**Required work**
Read the material below and count the lines holding the string "Science". Give that count with nothing added.

**Dataset items**
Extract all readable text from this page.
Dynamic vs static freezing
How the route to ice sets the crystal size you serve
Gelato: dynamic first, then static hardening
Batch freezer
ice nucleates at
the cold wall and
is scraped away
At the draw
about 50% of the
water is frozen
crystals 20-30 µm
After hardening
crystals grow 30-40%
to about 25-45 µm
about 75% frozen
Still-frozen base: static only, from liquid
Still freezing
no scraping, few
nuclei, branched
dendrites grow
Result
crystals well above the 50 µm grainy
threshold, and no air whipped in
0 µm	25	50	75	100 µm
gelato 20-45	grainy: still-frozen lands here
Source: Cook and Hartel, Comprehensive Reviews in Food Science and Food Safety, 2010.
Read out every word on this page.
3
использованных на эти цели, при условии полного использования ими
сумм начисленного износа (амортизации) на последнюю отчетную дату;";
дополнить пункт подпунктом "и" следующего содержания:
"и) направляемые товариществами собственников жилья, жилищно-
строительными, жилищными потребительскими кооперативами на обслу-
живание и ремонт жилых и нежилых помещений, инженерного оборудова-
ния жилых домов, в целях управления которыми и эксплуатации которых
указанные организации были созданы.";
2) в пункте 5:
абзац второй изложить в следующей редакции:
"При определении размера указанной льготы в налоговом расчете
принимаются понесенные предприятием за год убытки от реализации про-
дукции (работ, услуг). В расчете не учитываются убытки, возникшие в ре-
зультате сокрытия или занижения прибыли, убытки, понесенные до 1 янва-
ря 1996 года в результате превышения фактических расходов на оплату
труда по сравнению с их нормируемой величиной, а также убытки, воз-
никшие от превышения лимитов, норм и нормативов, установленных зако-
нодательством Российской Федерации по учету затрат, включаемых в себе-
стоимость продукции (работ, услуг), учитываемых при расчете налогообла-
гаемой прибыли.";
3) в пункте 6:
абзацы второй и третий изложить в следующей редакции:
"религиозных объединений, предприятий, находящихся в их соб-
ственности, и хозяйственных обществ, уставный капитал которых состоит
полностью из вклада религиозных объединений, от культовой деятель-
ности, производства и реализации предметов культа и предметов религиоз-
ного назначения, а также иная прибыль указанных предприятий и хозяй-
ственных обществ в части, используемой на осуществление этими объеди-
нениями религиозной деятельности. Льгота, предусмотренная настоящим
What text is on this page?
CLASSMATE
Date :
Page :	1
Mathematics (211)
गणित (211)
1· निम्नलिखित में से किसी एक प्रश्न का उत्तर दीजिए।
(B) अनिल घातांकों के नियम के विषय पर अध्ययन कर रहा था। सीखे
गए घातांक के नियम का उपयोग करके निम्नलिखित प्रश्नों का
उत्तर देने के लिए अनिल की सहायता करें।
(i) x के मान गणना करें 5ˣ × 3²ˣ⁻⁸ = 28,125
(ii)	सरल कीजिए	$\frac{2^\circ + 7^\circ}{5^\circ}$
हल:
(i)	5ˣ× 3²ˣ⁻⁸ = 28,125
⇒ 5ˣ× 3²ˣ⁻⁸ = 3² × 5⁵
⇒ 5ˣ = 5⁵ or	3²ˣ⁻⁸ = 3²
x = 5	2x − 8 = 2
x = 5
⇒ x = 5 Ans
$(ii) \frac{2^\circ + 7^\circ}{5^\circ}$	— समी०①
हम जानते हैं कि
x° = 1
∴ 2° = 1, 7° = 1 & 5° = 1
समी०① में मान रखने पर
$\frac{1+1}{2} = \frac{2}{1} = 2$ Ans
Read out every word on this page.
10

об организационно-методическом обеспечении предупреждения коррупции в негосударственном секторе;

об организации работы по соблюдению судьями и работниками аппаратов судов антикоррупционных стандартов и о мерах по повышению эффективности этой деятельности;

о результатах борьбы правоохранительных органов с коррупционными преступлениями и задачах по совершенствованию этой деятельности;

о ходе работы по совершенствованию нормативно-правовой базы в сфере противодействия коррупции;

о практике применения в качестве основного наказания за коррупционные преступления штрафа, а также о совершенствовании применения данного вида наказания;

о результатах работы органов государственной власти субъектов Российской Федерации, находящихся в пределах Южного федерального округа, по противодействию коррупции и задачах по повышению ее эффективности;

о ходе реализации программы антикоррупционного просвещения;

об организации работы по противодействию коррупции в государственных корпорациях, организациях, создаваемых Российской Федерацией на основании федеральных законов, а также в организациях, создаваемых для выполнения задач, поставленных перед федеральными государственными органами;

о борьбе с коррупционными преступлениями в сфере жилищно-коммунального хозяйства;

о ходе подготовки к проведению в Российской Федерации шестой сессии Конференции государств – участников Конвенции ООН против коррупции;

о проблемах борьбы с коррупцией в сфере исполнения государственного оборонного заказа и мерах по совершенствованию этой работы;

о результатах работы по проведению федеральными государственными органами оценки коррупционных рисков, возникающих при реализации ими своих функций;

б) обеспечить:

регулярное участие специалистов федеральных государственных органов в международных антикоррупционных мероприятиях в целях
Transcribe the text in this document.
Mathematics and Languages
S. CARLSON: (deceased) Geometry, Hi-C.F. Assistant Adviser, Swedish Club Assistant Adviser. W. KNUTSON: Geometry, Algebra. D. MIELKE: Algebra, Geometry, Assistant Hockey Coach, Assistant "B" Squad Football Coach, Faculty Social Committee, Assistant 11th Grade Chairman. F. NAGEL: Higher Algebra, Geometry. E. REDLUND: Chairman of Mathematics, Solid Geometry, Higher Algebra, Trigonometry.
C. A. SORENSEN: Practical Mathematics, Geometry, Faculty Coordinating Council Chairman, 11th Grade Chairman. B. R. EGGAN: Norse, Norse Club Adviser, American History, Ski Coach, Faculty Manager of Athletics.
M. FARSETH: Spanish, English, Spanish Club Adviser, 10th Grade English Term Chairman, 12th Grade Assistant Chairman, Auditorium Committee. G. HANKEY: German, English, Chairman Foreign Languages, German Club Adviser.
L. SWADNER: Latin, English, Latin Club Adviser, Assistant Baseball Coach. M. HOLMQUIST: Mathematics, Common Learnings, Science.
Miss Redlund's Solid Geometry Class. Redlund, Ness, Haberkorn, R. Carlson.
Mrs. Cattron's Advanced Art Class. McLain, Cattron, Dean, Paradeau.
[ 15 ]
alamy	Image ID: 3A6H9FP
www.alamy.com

**Written answer**
2